**WHAT IS NEEDED**
Records follow. Select each line holding "netlify".

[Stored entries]
################

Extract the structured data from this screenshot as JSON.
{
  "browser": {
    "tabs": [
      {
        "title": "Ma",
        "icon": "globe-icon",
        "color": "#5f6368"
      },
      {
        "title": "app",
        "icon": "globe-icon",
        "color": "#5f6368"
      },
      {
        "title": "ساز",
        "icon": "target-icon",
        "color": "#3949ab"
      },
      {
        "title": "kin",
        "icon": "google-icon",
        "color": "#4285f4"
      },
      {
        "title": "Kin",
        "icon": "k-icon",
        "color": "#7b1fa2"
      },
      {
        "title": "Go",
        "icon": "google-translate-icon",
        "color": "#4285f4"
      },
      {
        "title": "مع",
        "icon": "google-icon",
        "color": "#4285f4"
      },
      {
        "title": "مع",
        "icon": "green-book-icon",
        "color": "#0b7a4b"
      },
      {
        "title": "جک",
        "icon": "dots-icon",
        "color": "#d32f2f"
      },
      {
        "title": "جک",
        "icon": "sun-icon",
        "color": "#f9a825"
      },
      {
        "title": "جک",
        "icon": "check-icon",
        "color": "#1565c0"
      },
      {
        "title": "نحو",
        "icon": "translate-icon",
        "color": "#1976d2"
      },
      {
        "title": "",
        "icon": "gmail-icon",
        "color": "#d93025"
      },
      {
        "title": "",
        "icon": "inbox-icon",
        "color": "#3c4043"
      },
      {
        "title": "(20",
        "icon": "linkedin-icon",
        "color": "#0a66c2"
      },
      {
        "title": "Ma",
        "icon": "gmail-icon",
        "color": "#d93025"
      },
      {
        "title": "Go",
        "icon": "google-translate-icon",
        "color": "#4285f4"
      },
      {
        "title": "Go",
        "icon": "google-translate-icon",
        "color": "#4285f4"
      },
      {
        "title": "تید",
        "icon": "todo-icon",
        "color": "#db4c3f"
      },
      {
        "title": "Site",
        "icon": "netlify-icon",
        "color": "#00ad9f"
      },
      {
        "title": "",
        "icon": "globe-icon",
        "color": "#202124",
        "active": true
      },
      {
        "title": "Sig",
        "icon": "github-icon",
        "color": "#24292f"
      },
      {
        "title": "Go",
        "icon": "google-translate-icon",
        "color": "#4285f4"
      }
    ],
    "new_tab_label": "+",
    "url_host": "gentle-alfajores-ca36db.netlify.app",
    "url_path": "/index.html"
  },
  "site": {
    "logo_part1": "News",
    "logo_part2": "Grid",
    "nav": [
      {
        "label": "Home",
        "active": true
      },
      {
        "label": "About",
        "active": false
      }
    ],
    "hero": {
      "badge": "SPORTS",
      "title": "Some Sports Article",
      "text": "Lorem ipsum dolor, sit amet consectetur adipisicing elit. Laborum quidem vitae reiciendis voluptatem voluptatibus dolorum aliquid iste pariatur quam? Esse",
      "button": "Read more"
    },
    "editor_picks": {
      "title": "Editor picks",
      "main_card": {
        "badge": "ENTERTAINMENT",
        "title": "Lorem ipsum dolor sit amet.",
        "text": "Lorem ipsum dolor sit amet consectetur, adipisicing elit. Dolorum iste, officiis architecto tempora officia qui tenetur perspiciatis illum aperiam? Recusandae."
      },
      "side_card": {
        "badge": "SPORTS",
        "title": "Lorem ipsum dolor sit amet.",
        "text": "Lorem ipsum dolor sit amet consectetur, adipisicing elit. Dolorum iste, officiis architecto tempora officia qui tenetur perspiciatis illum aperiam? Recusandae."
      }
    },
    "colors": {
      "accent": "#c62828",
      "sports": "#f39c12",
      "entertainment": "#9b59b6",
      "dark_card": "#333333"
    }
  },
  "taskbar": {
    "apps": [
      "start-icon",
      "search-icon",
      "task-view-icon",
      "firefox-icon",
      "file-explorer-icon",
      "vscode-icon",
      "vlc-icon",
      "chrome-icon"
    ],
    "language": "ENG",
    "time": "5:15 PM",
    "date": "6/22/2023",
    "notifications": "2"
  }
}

################

**TASK SOLUTION**
        "icon": "netlify-icon",
    "url_host": "gentle-alfajores-ca36db.netlify.app",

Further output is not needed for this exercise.